*Exercise goal*
Go through the data below and copy it exactly, skipping every picture.

[Data records]
——
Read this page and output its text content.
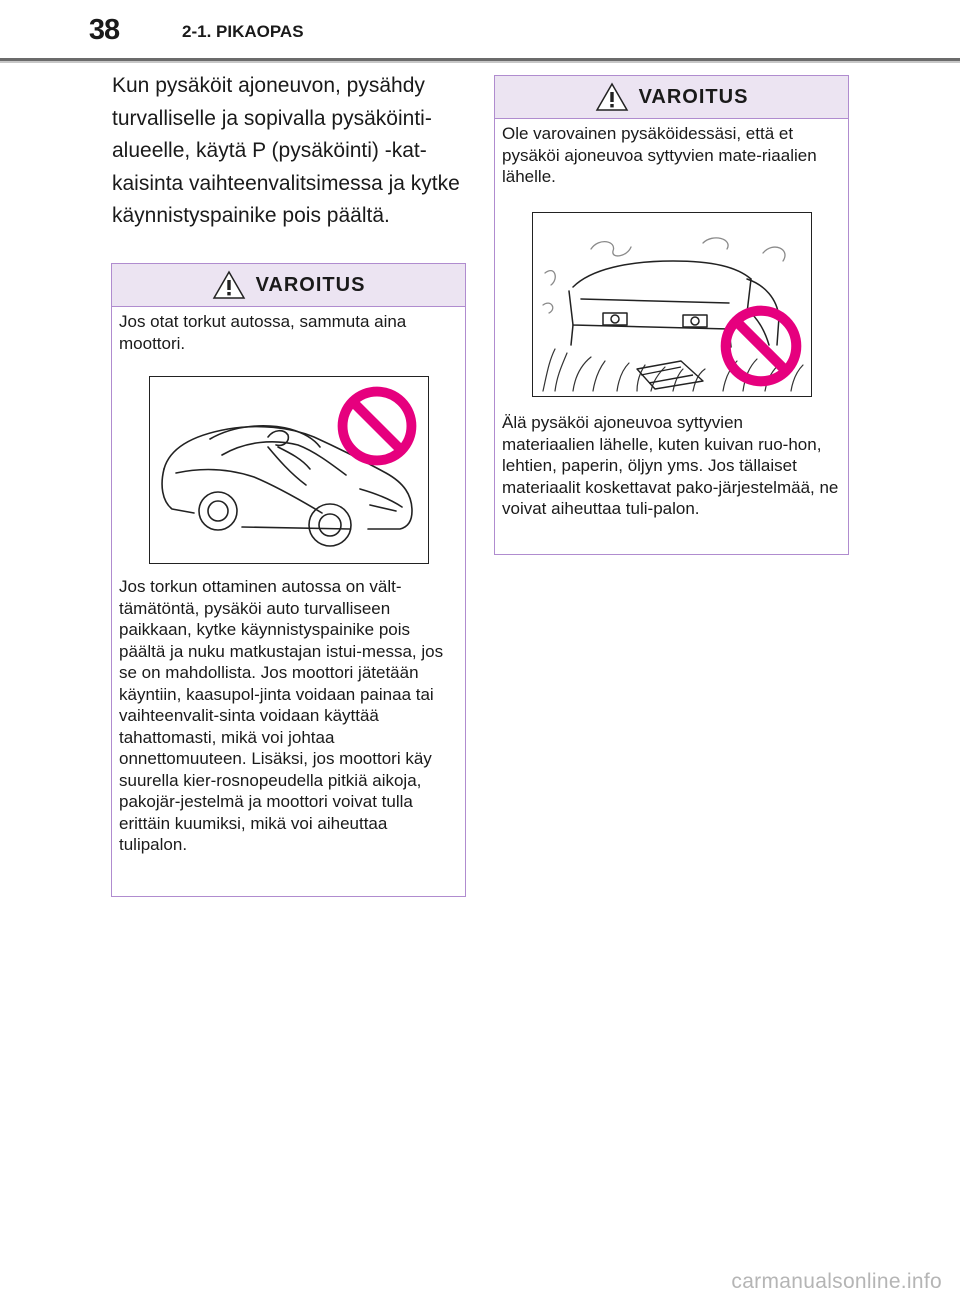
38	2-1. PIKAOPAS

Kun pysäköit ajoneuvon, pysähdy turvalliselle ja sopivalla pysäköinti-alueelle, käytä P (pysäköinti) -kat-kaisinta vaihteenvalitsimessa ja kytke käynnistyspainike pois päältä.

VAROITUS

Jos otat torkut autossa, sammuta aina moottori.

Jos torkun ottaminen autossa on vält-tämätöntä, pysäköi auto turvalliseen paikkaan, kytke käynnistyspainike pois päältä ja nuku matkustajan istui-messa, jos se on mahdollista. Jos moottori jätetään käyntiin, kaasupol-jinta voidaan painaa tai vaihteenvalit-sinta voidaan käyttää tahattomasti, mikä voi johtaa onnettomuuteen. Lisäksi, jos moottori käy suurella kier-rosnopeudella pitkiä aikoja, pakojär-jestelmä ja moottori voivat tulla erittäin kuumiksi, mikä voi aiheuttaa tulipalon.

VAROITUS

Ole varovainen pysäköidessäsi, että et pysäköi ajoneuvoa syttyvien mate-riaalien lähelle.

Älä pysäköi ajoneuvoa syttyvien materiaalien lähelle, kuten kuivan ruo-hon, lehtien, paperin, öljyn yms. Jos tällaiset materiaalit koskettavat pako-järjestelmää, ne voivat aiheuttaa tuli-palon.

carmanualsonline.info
——
*Response to this exercise*
Read this page and output its text content.
38	2-1. PIKAOPAS

Kun pysäköit ajoneuvon, pysähdy turvalliselle ja sopivalla pysäköinti-alueelle, käytä P (pysäköinti) -kat-kaisinta vaihteenvalitsimessa ja kytke käynnistyspainike pois päältä.

VAROITUS

Jos otat torkut autossa, sammuta aina moottori.

Jos torkun ottaminen autossa on vält-tämätöntä, pysäköi auto turvalliseen paikkaan, kytke käynnistyspainike pois päältä ja nuku matkustajan istui-messa, jos se on mahdollista. Jos moottori jätetään käyntiin, kaasupol-jinta voidaan painaa tai vaihteenvalit-sinta voidaan käyttää tahattomasti, mikä voi johtaa onnettomuuteen. Lisäksi, jos moottori käy suurella kier-rosnopeudella pitkiä aikoja, pakojär-jestelmä ja moottori voivat tulla erittäin kuumiksi, mikä voi aiheuttaa tulipalon.

VAROITUS

Ole varovainen pysäköidessäsi, että et pysäköi ajoneuvoa syttyvien mate-riaalien lähelle.

Älä pysäköi ajoneuvoa syttyvien materiaalien lähelle, kuten kuivan ruo-hon, lehtien, paperin, öljyn yms. Jos tällaiset materiaalit koskettavat pako-järjestelmää, ne voivat aiheuttaa tuli-palon.

carmanualsonline.info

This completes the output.